§ What the exercise asks
Print every entry, word for word, and skip the images.

======== Records for this task

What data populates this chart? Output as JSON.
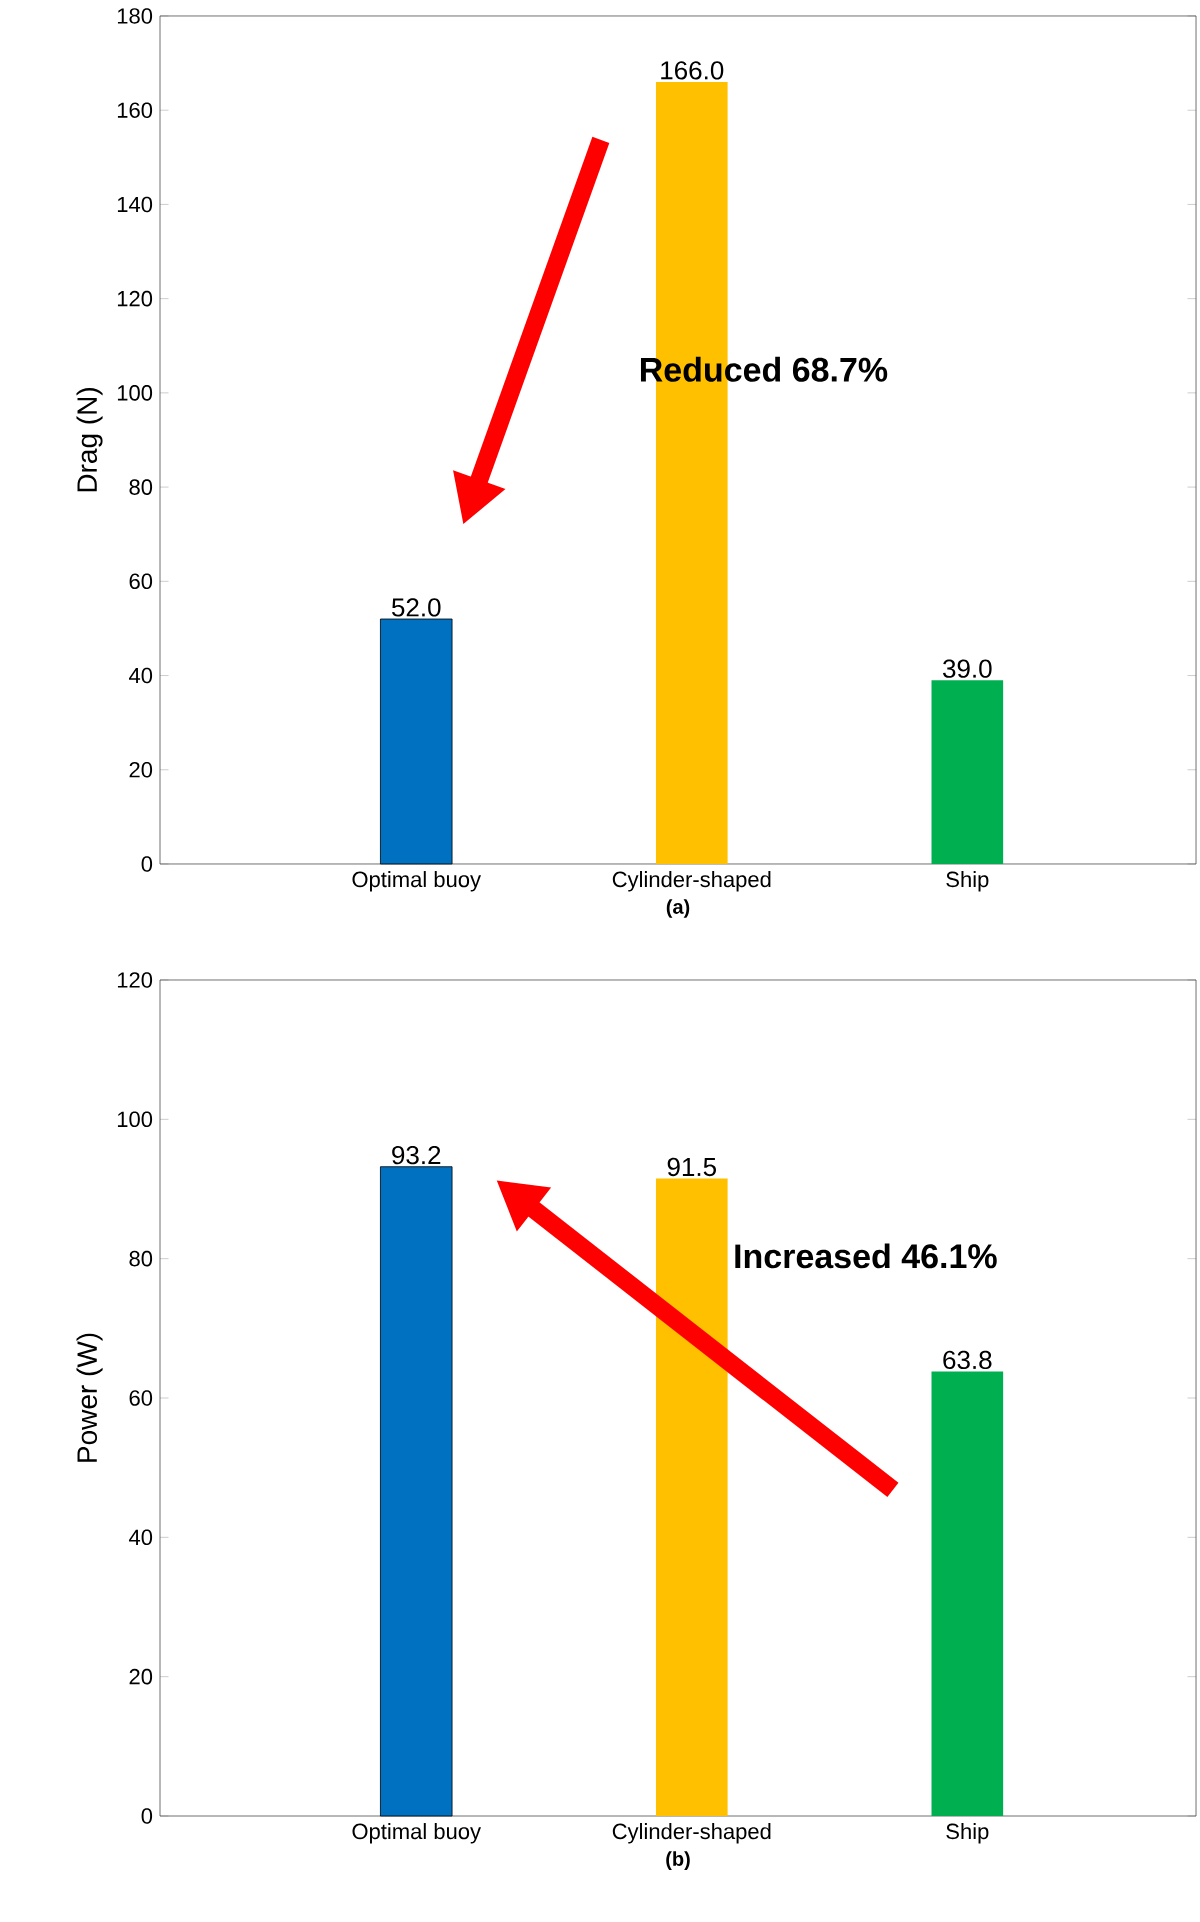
{
  "chart_data": [
    {
      "type": "bar",
      "xlabel": "(a)",
      "ylabel": "Drag (N)",
      "categories": [
        "Optimal buoy",
        "Cylinder-shaped",
        "Ship"
      ],
      "values": [
        52,
        166,
        39
      ],
      "colors": [
        "#0070c0",
        "#ffc000",
        "#00b050"
      ],
      "value_labels": [
        "52.0",
        "166.0",
        "39.0"
      ],
      "ylim": [
        0,
        180
      ],
      "yticks": [
        0,
        20,
        40,
        60,
        80,
        100,
        120,
        140,
        160,
        180
      ],
      "annotations": [
        "Reduced 68.7%"
      ]
    },
    {
      "type": "bar",
      "xlabel": "(b)",
      "ylabel": "Power (W)",
      "categories": [
        "Optimal buoy",
        "Cylinder-shaped",
        "Ship"
      ],
      "values": [
        93.2,
        91.5,
        63.8
      ],
      "colors": [
        "#0070c0",
        "#ffc000",
        "#00b050"
      ],
      "value_labels": [
        "93.2",
        "91.5",
        "63.8"
      ],
      "ylim": [
        0,
        120
      ],
      "yticks": [
        0,
        20,
        40,
        60,
        80,
        100,
        120
      ],
      "annotations": [
        "Increased 46.1%"
      ]
    }
  ]
}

================

§ Completed exercise
What data populates this chart? Output as JSON.
{
  "chart_data": [
    {
      "type": "bar",
      "xlabel": "(a)",
      "ylabel": "Drag (N)",
      "categories": [
        "Optimal buoy",
        "Cylinder-shaped",
        "Ship"
      ],
      "values": [
        52,
        166,
        39
      ],
      "colors": [
        "#0070c0",
        "#ffc000",
        "#00b050"
      ],
      "value_labels": [
        "52.0",
        "166.0",
        "39.0"
      ],
      "ylim": [
        0,
        180
      ],
      "yticks": [
        0,
        20,
        40,
        60,
        80,
        100,
        120,
        140,
        160,
        180
      ],
      "annotations": [
        "Reduced 68.7%"
      ]
    },
    {
      "type": "bar",
      "xlabel": "(b)",
      "ylabel": "Power (W)",
      "categories": [
        "Optimal buoy",
        "Cylinder-shaped",
        "Ship"
      ],
      "values": [
        93.2,
        91.5,
        63.8
      ],
      "colors": [
        "#0070c0",
        "#ffc000",
        "#00b050"
      ],
      "value_labels": [
        "93.2",
        "91.5",
        "63.8"
      ],
      "ylim": [
        0,
        120
      ],
      "yticks": [
        0,
        20,
        40,
        60,
        80,
        100,
        120
      ],
      "annotations": [
        "Increased 46.1%"
      ]
    }
  ]
}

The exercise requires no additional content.